:: Records shown
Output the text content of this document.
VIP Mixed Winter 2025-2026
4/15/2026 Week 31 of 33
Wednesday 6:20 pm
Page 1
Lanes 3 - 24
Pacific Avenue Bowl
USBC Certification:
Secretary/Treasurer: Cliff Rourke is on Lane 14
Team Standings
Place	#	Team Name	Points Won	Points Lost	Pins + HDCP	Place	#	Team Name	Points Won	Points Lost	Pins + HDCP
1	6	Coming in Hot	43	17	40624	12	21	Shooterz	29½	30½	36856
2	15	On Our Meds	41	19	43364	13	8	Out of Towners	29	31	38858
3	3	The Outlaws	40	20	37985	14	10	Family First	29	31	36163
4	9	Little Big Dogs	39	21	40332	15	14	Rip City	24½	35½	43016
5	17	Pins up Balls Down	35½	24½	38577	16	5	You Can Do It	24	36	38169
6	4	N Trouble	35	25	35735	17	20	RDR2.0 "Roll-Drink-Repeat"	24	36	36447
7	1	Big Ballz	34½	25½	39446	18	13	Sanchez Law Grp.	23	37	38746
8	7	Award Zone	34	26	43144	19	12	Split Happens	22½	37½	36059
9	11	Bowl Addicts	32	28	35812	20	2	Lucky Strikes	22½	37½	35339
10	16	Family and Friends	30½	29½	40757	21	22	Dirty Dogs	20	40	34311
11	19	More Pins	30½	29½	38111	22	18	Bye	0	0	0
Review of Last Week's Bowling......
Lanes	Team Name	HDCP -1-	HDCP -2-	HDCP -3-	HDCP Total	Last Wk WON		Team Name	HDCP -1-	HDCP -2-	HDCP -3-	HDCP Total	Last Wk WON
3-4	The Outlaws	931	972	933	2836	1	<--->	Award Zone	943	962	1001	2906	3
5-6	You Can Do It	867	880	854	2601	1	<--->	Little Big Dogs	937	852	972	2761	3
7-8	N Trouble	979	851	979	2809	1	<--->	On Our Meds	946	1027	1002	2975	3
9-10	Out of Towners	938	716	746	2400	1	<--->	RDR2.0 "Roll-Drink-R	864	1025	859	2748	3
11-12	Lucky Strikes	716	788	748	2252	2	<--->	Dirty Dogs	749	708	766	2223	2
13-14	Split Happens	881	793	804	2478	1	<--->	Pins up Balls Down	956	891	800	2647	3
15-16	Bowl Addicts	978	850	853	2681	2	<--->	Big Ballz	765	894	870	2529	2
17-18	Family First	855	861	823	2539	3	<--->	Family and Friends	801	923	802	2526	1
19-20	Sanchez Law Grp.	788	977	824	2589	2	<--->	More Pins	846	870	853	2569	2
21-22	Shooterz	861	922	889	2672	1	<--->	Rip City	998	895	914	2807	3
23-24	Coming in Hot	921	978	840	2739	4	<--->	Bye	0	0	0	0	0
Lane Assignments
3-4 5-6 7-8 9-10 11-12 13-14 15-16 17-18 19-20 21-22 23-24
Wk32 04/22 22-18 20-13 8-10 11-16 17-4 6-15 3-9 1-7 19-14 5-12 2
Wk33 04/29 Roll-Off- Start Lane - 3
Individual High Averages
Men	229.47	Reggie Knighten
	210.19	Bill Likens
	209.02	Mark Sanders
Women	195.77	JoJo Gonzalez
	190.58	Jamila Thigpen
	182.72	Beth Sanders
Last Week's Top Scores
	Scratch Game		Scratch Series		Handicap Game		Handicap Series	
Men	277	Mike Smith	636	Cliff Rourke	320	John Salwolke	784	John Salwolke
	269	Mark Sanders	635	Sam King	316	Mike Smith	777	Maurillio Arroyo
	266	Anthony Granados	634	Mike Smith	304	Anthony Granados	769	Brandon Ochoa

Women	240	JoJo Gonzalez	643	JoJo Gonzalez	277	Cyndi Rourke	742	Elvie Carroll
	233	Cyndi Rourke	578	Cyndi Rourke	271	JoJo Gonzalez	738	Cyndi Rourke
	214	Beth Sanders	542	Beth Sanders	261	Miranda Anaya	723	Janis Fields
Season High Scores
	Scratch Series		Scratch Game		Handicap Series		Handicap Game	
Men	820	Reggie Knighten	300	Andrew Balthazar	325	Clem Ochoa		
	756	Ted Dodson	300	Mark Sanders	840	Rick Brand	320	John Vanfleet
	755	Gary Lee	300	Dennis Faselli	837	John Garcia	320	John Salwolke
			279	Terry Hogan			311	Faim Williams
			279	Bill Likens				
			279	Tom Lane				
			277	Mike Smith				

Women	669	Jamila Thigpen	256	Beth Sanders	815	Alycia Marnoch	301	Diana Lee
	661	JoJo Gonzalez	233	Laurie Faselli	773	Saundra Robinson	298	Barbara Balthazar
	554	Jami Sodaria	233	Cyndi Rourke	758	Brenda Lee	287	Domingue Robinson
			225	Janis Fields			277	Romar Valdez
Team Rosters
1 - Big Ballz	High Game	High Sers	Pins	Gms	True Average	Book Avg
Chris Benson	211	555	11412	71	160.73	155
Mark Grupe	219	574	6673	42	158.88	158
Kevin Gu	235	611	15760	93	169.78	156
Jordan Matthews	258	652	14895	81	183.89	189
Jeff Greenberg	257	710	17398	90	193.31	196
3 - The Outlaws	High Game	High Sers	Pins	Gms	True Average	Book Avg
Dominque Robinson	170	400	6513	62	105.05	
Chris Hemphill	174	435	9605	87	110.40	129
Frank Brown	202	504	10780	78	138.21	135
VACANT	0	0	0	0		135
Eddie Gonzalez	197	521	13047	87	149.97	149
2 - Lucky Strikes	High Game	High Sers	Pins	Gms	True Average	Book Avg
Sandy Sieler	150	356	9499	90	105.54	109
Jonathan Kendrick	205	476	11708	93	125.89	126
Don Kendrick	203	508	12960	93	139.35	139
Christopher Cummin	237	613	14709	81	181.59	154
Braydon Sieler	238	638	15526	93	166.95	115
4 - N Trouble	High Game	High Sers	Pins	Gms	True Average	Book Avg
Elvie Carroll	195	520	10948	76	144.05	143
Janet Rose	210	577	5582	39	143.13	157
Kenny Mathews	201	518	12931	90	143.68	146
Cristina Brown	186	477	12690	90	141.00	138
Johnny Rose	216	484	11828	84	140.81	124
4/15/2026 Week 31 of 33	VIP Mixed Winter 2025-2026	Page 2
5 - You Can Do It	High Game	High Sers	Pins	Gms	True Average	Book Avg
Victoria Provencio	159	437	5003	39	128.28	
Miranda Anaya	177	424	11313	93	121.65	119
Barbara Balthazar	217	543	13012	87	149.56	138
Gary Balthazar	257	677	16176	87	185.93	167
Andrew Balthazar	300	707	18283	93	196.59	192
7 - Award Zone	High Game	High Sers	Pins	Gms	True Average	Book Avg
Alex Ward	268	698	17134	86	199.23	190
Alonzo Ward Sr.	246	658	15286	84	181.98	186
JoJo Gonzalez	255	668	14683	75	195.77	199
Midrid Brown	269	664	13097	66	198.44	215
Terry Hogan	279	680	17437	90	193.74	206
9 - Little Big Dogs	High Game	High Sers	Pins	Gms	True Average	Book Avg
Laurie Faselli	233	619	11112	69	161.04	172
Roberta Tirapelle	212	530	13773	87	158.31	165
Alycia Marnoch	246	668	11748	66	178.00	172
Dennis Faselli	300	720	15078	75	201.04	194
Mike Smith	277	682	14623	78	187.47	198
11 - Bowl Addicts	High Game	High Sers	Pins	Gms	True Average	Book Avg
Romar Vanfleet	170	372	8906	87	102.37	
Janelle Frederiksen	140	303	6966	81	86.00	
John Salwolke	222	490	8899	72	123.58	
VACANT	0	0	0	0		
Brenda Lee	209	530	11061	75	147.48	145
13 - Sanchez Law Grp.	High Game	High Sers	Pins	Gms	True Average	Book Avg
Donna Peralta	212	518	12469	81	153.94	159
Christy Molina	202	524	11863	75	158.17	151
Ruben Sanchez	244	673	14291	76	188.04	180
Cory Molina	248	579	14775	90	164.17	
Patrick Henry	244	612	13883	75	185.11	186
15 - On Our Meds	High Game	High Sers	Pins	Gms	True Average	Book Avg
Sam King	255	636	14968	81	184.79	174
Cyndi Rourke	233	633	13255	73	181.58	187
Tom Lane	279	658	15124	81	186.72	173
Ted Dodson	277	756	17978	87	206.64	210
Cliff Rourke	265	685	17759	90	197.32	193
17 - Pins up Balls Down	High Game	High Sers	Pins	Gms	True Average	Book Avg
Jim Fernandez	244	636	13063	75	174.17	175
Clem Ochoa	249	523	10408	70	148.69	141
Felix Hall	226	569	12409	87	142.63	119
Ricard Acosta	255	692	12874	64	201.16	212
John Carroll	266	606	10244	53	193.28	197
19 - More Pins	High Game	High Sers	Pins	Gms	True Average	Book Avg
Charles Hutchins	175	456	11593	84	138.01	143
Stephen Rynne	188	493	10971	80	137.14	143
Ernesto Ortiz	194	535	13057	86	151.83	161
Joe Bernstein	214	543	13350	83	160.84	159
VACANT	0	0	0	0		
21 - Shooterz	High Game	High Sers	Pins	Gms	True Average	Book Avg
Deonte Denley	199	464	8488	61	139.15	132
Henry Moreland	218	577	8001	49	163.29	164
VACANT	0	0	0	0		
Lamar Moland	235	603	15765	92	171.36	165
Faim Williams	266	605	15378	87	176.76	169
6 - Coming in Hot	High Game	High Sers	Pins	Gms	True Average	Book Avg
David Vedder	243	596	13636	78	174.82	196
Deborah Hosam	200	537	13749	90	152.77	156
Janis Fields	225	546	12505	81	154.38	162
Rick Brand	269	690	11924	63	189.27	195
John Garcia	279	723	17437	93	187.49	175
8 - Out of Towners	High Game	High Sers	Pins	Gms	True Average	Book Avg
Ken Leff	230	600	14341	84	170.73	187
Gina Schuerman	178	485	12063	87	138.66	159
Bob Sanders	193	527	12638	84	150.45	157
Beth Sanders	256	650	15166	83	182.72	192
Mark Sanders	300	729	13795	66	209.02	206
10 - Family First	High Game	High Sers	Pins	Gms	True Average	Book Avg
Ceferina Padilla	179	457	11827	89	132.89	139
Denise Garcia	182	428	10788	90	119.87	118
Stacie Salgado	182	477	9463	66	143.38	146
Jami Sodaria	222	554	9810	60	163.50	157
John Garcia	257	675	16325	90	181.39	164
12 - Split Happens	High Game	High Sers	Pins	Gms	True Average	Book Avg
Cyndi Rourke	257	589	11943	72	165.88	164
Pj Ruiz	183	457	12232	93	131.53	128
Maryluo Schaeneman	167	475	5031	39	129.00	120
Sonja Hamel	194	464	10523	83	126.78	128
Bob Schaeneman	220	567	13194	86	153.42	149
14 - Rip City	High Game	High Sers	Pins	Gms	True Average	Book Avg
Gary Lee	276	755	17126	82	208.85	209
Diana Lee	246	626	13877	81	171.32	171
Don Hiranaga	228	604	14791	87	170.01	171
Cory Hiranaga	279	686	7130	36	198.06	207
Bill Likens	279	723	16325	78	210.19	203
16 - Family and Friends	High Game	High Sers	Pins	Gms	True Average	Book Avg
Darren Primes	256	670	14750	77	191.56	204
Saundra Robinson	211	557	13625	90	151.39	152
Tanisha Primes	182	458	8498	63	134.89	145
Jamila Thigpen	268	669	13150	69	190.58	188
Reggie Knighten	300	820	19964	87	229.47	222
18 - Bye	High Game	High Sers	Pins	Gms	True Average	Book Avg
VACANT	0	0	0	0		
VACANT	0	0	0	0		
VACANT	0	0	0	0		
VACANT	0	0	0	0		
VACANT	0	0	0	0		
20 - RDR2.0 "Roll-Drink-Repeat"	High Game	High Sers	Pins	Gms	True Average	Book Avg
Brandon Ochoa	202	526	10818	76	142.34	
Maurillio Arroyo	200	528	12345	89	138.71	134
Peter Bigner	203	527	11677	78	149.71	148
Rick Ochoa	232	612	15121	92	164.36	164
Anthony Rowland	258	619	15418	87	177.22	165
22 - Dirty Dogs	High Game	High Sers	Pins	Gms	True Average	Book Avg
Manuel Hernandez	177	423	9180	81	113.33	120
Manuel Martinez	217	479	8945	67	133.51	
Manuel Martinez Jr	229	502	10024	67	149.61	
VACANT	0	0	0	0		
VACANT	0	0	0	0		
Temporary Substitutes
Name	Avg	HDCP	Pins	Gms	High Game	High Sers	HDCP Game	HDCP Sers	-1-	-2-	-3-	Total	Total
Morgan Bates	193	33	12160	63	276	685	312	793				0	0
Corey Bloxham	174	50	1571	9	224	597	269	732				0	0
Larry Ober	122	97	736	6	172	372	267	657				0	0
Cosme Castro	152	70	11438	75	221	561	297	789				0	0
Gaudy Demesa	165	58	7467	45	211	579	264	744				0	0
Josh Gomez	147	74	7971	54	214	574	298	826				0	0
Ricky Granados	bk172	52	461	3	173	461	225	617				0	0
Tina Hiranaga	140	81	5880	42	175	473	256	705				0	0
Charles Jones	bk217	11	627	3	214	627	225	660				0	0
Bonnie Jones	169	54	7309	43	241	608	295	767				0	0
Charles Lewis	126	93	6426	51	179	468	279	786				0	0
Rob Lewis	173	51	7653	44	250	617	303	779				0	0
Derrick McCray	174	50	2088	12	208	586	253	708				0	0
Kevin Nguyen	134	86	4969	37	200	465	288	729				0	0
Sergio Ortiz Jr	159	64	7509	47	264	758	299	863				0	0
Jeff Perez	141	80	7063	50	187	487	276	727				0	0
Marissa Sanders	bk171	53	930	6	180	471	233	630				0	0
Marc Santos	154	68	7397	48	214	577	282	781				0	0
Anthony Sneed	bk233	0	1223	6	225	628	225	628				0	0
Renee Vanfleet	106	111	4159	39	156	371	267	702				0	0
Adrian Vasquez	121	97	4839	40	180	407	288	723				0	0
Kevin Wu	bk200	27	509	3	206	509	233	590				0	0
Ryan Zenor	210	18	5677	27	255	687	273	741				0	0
::::
Gather up every line in the data above that contains the word "Lucky", copying each one.

● **Output for this exercise**
9	11	Bowl Addicts	32	28	35812	20	2	Lucky Strikes	22½	37½	35339
11-12	Lucky Strikes	716	788	748	2252	2	<--->	Dirty Dogs	749	708	766	2223	2
2 - Lucky Strikes	High Game	High Sers	Pins	Gms	True Average	Book Avg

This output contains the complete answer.